(Exercise goal)
Collect all lines below with the string "Substitute".

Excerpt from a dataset

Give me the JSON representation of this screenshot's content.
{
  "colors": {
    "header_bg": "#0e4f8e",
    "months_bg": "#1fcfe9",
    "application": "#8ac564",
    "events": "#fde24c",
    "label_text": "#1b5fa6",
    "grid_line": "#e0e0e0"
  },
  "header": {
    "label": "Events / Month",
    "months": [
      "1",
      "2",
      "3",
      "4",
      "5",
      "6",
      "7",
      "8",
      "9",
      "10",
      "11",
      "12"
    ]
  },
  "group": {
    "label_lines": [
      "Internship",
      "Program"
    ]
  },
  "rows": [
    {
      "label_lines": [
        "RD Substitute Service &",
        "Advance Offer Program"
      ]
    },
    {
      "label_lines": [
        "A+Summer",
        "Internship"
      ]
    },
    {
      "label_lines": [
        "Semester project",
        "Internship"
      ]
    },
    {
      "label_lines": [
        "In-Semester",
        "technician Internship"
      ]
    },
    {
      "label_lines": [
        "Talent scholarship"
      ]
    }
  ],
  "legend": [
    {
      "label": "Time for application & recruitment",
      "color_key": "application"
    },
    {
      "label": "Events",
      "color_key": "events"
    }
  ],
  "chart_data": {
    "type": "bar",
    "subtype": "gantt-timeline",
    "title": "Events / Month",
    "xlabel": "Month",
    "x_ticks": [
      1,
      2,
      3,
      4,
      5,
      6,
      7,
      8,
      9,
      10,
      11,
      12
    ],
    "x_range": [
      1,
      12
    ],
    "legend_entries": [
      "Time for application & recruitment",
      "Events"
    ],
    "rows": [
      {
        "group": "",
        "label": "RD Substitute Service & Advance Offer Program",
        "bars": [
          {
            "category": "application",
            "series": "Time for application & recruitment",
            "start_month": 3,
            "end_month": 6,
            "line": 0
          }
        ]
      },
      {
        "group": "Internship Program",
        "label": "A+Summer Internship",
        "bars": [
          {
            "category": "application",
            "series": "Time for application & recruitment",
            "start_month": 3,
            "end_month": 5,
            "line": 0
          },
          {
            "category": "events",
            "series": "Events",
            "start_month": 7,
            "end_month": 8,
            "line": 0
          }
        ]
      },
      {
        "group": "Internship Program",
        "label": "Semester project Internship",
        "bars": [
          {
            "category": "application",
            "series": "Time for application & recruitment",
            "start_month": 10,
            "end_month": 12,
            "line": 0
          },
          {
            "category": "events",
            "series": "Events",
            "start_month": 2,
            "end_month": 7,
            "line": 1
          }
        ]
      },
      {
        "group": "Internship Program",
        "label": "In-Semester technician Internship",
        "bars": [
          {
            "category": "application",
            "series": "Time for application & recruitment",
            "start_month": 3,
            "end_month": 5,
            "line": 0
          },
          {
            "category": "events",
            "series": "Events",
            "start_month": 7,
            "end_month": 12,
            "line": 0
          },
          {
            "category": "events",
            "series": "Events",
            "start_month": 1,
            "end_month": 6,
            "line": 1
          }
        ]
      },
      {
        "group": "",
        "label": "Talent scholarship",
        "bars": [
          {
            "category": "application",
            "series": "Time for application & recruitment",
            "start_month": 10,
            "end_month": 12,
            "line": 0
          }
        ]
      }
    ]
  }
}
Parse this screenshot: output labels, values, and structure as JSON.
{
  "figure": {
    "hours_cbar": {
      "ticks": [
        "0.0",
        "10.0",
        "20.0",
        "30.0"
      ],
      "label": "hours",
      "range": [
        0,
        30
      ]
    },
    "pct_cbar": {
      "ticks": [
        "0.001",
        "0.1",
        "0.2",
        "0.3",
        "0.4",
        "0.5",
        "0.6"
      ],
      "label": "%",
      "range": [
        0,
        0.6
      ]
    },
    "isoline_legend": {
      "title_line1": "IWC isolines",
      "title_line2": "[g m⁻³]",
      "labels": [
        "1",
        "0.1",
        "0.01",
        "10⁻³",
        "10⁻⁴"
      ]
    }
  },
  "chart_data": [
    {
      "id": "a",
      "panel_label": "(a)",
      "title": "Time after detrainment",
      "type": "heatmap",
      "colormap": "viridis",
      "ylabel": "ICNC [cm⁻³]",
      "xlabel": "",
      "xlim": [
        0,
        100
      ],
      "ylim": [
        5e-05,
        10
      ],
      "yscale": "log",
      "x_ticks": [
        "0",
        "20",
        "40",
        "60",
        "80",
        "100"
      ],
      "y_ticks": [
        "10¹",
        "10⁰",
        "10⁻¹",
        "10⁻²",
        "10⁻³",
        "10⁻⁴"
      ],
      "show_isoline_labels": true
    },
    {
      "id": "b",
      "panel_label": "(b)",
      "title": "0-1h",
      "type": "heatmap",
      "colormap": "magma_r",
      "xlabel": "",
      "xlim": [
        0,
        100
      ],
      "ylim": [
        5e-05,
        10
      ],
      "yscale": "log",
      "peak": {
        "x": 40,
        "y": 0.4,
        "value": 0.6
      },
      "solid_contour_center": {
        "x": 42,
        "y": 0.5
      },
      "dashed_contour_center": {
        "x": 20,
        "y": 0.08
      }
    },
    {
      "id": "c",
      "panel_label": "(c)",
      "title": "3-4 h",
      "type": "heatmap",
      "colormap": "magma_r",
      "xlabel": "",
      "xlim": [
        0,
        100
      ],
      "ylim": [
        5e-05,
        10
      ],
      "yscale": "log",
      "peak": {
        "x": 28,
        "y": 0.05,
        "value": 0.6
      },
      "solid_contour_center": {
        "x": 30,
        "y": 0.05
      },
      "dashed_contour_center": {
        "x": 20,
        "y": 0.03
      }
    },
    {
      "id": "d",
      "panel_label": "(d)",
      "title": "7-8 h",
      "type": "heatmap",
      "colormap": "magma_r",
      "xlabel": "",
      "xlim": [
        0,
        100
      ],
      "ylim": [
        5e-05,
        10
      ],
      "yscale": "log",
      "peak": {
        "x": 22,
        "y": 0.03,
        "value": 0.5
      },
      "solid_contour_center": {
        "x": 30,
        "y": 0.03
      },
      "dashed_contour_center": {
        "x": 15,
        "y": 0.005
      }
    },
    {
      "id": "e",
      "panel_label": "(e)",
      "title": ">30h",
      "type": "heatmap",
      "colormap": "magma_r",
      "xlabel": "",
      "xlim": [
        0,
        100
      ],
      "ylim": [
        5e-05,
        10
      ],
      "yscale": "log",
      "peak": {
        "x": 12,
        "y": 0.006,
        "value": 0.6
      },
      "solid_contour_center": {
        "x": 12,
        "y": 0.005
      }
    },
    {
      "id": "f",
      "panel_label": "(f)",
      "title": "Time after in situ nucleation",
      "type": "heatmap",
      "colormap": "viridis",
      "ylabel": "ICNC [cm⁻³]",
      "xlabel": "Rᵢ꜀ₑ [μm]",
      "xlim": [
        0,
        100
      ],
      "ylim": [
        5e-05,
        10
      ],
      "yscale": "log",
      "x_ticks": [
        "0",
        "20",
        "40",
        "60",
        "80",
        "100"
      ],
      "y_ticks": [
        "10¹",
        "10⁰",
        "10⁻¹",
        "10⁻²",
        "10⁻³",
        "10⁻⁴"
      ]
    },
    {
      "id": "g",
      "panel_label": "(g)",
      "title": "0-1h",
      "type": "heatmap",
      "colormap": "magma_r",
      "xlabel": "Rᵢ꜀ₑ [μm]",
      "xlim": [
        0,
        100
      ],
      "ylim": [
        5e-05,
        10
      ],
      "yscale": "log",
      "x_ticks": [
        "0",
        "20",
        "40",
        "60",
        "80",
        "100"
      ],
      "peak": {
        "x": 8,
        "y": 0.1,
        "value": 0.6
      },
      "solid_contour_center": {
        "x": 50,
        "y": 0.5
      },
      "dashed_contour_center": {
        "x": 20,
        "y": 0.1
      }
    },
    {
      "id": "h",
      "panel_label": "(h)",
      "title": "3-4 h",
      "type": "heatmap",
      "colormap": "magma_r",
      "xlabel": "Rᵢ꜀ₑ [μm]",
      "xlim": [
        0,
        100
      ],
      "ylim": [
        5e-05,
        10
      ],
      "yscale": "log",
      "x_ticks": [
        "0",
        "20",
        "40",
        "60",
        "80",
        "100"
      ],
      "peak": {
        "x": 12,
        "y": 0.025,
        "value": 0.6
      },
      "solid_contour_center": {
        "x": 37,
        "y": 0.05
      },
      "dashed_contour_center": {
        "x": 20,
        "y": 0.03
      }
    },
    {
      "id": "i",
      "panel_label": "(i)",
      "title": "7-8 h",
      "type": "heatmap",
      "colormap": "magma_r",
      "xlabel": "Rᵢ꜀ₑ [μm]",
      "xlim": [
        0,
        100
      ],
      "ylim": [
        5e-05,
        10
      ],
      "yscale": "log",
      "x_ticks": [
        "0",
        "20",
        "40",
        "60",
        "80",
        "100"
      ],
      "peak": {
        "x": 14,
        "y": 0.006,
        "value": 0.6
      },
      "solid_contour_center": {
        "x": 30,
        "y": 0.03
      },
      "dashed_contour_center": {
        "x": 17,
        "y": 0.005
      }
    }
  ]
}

(Solution for this exercise)
        "RD Substitute Service &",
        "label": "RD Substitute Service & Advance Offer Program",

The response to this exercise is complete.